===== Entries supplied
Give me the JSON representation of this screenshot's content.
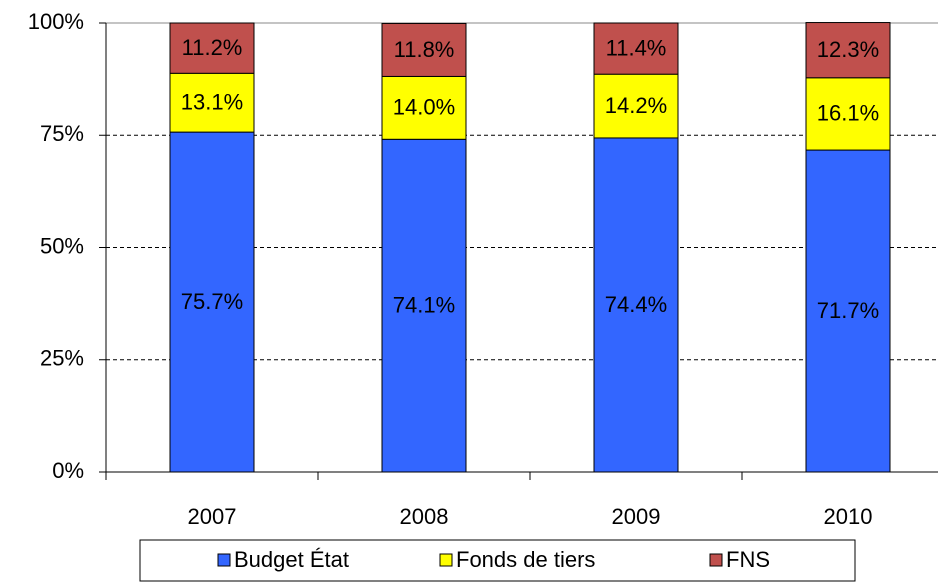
{
  "chart_data": {
    "type": "stacked_bar",
    "categories": [
      "2007",
      "2008",
      "2009",
      "2010"
    ],
    "series": [
      {
        "name": "Budget État",
        "color": "#3366ff",
        "values": [
          75.7,
          74.1,
          74.4,
          71.7
        ],
        "value_labels": [
          "75.7%",
          "74.1%",
          "74.4%",
          "71.7%"
        ]
      },
      {
        "name": "Fonds de tiers",
        "color": "#ffff00",
        "values": [
          13.1,
          14.0,
          14.2,
          16.1
        ],
        "value_labels": [
          "13.1%",
          "14.0%",
          "14.2%",
          "16.1%"
        ]
      },
      {
        "name": "FNS",
        "color": "#c0504d",
        "values": [
          11.2,
          11.8,
          11.4,
          12.3
        ],
        "value_labels": [
          "11.2%",
          "11.8%",
          "11.4%",
          "12.3%"
        ]
      }
    ],
    "ylim": [
      0,
      100
    ],
    "yticks": [
      {
        "value": 0,
        "label": "0%"
      },
      {
        "value": 25,
        "label": "25%"
      },
      {
        "value": 50,
        "label": "50%"
      },
      {
        "value": 75,
        "label": "75%"
      },
      {
        "value": 100,
        "label": "100%"
      }
    ],
    "grid": true,
    "legend": "bottom"
  }
}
==========
* [What you have to do] Copy, from the material above, each line in which the string "name" occurs.

* [Task solution]
        "name": "Budget État",
        "name": "Fonds de tiers",
        "name": "FNS",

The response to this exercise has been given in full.